- [The request]
Gather all lines in the entries that include the word "Weekly".

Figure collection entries
******************************
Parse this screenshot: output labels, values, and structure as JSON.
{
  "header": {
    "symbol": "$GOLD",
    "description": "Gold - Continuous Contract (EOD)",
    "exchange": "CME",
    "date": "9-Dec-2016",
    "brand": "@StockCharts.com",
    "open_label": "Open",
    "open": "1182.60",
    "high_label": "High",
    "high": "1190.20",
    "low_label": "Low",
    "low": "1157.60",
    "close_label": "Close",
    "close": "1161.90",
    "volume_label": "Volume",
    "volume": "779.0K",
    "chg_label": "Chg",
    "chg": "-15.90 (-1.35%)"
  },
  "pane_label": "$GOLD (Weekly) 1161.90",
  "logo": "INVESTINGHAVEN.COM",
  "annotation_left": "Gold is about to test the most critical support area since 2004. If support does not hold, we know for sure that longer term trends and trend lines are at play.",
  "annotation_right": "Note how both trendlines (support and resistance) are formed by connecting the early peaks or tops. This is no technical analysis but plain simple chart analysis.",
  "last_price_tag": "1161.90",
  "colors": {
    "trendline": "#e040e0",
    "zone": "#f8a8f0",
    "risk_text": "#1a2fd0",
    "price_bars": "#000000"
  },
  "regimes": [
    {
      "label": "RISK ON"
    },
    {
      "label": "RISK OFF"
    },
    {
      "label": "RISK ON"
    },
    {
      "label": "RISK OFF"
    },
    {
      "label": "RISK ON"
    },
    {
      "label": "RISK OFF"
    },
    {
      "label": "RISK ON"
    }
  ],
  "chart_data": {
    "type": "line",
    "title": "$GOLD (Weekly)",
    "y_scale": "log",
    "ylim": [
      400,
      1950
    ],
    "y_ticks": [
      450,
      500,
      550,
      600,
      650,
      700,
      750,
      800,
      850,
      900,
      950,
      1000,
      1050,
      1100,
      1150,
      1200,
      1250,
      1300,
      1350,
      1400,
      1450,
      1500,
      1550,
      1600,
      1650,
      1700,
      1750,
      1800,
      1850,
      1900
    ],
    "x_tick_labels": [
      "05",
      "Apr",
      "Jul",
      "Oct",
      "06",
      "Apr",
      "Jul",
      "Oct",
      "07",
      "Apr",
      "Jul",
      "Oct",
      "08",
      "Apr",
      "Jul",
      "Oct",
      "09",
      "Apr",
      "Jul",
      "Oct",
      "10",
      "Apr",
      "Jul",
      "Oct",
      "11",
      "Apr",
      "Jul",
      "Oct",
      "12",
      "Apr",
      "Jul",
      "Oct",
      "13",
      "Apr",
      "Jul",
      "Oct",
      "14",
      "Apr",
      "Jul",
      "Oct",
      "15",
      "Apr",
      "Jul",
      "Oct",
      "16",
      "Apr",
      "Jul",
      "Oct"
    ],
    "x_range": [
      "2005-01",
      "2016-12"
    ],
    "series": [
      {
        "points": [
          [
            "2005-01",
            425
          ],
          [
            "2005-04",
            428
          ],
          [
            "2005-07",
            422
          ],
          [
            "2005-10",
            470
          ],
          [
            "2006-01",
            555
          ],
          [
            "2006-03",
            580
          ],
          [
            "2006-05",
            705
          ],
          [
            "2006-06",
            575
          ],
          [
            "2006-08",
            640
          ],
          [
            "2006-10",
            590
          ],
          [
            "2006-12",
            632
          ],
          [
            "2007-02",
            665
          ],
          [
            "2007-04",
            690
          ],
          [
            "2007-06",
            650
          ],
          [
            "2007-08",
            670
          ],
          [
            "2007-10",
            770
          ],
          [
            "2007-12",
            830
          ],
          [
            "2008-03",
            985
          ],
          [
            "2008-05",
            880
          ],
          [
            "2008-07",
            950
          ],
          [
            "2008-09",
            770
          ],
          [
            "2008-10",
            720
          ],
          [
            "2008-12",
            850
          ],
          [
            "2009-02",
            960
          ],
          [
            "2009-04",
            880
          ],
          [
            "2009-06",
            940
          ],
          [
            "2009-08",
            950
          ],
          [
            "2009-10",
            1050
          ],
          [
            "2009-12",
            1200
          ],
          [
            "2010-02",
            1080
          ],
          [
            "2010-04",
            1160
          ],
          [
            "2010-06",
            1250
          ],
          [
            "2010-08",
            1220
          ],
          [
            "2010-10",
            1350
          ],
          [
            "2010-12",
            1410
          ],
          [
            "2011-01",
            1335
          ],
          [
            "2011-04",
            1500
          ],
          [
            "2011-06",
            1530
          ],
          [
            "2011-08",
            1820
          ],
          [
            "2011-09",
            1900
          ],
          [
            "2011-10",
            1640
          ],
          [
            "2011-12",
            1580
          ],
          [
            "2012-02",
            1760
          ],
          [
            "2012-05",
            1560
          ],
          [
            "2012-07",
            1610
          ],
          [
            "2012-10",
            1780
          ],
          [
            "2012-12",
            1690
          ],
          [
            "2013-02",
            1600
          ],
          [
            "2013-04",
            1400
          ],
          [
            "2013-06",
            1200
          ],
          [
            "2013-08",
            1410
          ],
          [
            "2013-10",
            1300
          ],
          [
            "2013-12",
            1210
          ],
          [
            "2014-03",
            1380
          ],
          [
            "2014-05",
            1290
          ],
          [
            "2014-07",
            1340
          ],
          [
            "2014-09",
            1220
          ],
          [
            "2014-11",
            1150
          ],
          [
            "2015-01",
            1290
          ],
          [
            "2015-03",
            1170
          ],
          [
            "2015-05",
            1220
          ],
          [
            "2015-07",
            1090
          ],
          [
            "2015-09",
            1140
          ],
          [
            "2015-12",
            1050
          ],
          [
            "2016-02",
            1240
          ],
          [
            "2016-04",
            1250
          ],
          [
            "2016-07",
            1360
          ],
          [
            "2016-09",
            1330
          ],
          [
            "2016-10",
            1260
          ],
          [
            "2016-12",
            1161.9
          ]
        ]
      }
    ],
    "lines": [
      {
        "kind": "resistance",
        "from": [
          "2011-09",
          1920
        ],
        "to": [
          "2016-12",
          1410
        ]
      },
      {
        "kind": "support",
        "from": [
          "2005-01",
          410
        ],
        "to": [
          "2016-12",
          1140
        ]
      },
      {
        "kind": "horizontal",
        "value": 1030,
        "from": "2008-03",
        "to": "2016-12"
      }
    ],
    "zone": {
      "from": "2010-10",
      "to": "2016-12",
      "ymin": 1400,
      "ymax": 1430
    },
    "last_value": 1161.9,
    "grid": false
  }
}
******************************
- [Result]
  "pane_label": "$GOLD (Weekly) 1161.90",
    "title": "$GOLD (Weekly)",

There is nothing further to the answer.